Task directions | Copy the following rows word for word.

^^^^^^^^^^^^^^^^

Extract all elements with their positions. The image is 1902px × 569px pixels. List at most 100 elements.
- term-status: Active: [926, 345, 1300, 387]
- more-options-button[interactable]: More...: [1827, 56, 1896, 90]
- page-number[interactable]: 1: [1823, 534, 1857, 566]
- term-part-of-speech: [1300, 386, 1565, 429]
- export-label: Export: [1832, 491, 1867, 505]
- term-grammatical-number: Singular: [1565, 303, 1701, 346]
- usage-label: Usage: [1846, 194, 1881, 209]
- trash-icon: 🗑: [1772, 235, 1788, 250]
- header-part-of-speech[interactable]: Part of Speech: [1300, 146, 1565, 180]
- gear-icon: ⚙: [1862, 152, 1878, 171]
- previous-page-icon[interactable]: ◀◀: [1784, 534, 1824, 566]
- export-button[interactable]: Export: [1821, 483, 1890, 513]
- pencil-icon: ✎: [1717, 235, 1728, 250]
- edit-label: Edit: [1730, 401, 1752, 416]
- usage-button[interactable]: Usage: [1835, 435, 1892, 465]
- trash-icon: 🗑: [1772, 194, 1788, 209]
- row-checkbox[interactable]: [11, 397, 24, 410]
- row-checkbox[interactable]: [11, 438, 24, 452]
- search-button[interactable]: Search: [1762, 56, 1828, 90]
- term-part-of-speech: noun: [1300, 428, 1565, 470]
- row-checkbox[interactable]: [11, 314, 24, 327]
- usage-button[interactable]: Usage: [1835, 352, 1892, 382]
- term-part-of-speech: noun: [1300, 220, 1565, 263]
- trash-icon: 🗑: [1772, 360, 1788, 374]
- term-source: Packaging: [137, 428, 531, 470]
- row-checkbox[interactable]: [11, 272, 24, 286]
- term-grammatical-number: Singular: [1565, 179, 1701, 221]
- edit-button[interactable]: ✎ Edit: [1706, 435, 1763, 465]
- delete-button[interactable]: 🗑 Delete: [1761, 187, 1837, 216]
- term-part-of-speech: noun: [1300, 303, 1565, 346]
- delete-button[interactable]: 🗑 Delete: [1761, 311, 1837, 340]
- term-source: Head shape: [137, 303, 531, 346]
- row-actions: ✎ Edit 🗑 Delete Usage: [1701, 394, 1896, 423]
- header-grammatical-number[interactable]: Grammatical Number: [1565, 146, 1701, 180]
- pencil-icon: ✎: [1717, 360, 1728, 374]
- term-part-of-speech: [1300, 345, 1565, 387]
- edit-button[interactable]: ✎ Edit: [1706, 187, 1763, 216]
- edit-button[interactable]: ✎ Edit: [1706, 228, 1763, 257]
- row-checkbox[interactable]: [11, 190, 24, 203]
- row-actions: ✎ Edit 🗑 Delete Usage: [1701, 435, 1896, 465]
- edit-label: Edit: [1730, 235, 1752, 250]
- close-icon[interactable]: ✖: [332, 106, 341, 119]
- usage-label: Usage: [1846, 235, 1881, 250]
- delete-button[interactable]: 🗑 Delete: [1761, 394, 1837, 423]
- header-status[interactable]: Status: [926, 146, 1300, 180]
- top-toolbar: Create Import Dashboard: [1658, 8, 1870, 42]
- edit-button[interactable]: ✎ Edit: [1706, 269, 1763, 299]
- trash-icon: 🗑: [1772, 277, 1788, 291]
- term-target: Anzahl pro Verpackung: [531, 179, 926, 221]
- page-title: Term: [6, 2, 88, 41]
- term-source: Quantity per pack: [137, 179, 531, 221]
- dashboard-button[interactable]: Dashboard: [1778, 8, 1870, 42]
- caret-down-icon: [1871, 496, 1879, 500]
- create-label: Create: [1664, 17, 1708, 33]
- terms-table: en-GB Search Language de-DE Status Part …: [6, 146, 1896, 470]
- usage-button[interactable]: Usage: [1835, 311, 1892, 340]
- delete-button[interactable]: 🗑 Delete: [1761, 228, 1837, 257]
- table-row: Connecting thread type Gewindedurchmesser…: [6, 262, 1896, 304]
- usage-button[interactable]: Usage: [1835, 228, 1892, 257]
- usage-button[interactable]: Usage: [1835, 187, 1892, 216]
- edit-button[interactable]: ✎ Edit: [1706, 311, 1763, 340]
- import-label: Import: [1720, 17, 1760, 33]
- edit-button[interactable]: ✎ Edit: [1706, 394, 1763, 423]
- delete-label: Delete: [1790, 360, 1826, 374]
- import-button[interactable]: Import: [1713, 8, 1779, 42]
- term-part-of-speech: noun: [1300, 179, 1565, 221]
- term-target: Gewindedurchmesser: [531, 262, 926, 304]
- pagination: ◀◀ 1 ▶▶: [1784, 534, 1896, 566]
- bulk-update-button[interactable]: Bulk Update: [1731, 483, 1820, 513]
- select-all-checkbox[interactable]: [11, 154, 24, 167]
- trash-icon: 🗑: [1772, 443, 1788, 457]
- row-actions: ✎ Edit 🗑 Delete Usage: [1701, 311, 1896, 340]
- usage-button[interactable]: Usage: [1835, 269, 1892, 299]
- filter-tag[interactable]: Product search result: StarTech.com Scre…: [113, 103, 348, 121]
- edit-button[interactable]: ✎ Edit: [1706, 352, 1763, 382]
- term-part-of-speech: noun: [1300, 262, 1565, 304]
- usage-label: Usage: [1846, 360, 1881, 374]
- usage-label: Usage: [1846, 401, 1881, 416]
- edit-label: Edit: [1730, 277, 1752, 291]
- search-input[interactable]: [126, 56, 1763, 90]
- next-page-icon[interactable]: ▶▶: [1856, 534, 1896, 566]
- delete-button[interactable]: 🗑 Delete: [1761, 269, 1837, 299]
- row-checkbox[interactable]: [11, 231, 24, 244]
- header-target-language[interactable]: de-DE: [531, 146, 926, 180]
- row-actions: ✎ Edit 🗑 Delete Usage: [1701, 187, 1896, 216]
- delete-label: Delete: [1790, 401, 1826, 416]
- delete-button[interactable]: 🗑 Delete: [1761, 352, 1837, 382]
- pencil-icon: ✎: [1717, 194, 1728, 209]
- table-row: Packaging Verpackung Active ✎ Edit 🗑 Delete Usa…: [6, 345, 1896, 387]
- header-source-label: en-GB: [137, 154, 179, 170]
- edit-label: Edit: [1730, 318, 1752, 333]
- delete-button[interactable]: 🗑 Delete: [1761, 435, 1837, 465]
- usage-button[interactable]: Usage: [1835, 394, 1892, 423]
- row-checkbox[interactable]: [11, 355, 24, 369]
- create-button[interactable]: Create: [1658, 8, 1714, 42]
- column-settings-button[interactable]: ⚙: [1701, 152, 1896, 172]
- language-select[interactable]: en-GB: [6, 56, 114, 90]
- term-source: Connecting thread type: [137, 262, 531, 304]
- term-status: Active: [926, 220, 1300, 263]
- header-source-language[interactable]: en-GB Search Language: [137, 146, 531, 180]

^^^^^^^^^^^^^^^^

Correct answer |
Extract all elements with their positions. The image is 1902px × 569px pixels. List at most 100 elements.
- term-status: Active: [926, 345, 1300, 387]
- more-options-button[interactable]: More...: [1827, 56, 1896, 90]
- page-number[interactable]: 1: [1823, 534, 1857, 566]
- term-part-of-speech: [1300, 386, 1565, 429]
- export-label: Export: [1832, 491, 1867, 505]
- term-grammatical-number: Singular: [1565, 303, 1701, 346]
- usage-label: Usage: [1846, 194, 1881, 209]
- trash-icon: 🗑: [1772, 235, 1788, 250]
- header-part-of-speech[interactable]: Part of Speech: [1300, 146, 1565, 180]
- gear-icon: ⚙: [1862, 152, 1878, 171]
- previous-page-icon[interactable]: ◀◀: [1784, 534, 1824, 566]
- export-button[interactable]: Export: [1821, 483, 1890, 513]
- pencil-icon: ✎: [1717, 235, 1728, 250]
- edit-label: Edit: [1730, 401, 1752, 416]
- usage-button[interactable]: Usage: [1835, 435, 1892, 465]
- trash-icon: 🗑: [1772, 194, 1788, 209]
- row-checkbox[interactable]: [11, 397, 24, 410]
- row-checkbox[interactable]: [11, 438, 24, 452]
- search-button[interactable]: Search: [1762, 56, 1828, 90]
- term-part-of-speech: noun: [1300, 428, 1565, 470]
- row-checkbox[interactable]: [11, 314, 24, 327]
- usage-button[interactable]: Usage: [1835, 352, 1892, 382]
- term-part-of-speech: noun: [1300, 220, 1565, 263]
- trash-icon: 🗑: [1772, 360, 1788, 374]
- term-source: Packaging: [137, 428, 531, 470]
- row-checkbox[interactable]: [11, 272, 24, 286]
- term-grammatical-number: Singular: [1565, 179, 1701, 221]
- edit-button[interactable]: ✎ Edit: [1706, 435, 1763, 465]
- delete-button[interactable]: 🗑 Delete: [1761, 187, 1837, 216]
- term-part-of-speech: noun: [1300, 303, 1565, 346]
- delete-button[interactable]: 🗑 Delete: [1761, 311, 1837, 340]
- term-source: Head shape: [137, 303, 531, 346]
- row-actions: ✎ Edit 🗑 Delete Usage: [1701, 394, 1896, 423]
- header-grammatical-number[interactable]: Grammatical Number: [1565, 146, 1701, 180]
- pencil-icon: ✎: [1717, 360, 1728, 374]
- term-part-of-speech: [1300, 345, 1565, 387]
- edit-button[interactable]: ✎ Edit: [1706, 187, 1763, 216]
- edit-button[interactable]: ✎ Edit: [1706, 228, 1763, 257]
- row-checkbox[interactable]: [11, 190, 24, 203]
- row-actions: ✎ Edit 🗑 Delete Usage: [1701, 435, 1896, 465]
- edit-label: Edit: [1730, 235, 1752, 250]
- close-icon[interactable]: ✖: [332, 106, 341, 119]
- usage-label: Usage: [1846, 235, 1881, 250]
- delete-button[interactable]: 🗑 Delete: [1761, 394, 1837, 423]
- header-status[interactable]: Status: [926, 146, 1300, 180]
- top-toolbar: Create Import Dashboard: [1658, 8, 1870, 42]
- edit-button[interactable]: ✎ Edit: [1706, 269, 1763, 299]
- trash-icon: 🗑: [1772, 277, 1788, 291]
- term-target: Anzahl pro Verpackung: [531, 179, 926, 221]
- page-title: Term: [6, 2, 88, 41]
- term-source: Quantity per pack: [137, 179, 531, 221]
- dashboard-button[interactable]: Dashboard: [1778, 8, 1870, 42]
- caret-down-icon: [1871, 496, 1879, 500]
- create-label: Create: [1664, 17, 1708, 33]
- terms-table: en-GB Search Language de-DE Status Part …: [6, 146, 1896, 470]
- usage-button[interactable]: Usage: [1835, 311, 1892, 340]
- delete-button[interactable]: 🗑 Delete: [1761, 228, 1837, 257]
- table-row: Connecting thread type Gewindedurchmesser…: [6, 262, 1896, 304]
- usage-button[interactable]: Usage: [1835, 228, 1892, 257]
- usage-button[interactable]: Usage: [1835, 187, 1892, 216]
- edit-button[interactable]: ✎ Edit: [1706, 311, 1763, 340]
- import-label: Import: [1720, 17, 1760, 33]
- edit-button[interactable]: ✎ Edit: [1706, 394, 1763, 423]
- delete-label: Delete: [1790, 360, 1826, 374]
- import-button[interactable]: Import: [1713, 8, 1779, 42]
- term-part-of-speech: noun: [1300, 179, 1565, 221]
- term-target: Gewindedurchmesser: [531, 262, 926, 304]
- pagination: ◀◀ 1 ▶▶: [1784, 534, 1896, 566]
- bulk-update-button[interactable]: Bulk Update: [1731, 483, 1820, 513]
- select-all-checkbox[interactable]: [11, 154, 24, 167]
- trash-icon: 🗑: [1772, 443, 1788, 457]
- row-actions: ✎ Edit 🗑 Delete Usage: [1701, 311, 1896, 340]
- usage-button[interactable]: Usage: [1835, 269, 1892, 299]
- filter-tag[interactable]: Product search result: StarTech.com Scre…: [113, 103, 348, 121]
- edit-button[interactable]: ✎ Edit: [1706, 352, 1763, 382]
- term-part-of-speech: noun: [1300, 262, 1565, 304]
- usage-label: Usage: [1846, 360, 1881, 374]
- usage-label: Usage: [1846, 401, 1881, 416]
- edit-label: Edit: [1730, 277, 1752, 291]
- search-input[interactable]: [126, 56, 1763, 90]
- next-page-icon[interactable]: ▶▶: [1856, 534, 1896, 566]
- delete-button[interactable]: 🗑 Delete: [1761, 269, 1837, 299]
- row-checkbox[interactable]: [11, 231, 24, 244]
- header-target-language[interactable]: de-DE: [531, 146, 926, 180]
- row-actions: ✎ Edit 🗑 Delete Usage: [1701, 187, 1896, 216]
- delete-label: Delete: [1790, 401, 1826, 416]
- delete-button[interactable]: 🗑 Delete: [1761, 352, 1837, 382]
- pencil-icon: ✎: [1717, 194, 1728, 209]
- table-row: Packaging Verpackung Active ✎ Edit 🗑 Delete Usa…: [6, 345, 1896, 387]
- header-source-label: en-GB: [137, 154, 179, 170]
- edit-label: Edit: [1730, 318, 1752, 333]
- delete-button[interactable]: 🗑 Delete: [1761, 435, 1837, 465]
- usage-button[interactable]: Usage: [1835, 394, 1892, 423]
- row-checkbox[interactable]: [11, 355, 24, 369]
- create-button[interactable]: Create: [1658, 8, 1714, 42]
- column-settings-button[interactable]: ⚙: [1701, 152, 1896, 172]
- language-select[interactable]: en-GB: [6, 56, 114, 90]
- term-source: Connecting thread type: [137, 262, 531, 304]
- term-status: Active: [926, 220, 1300, 263]
- header-source-language[interactable]: en-GB Search Language: [137, 146, 531, 180]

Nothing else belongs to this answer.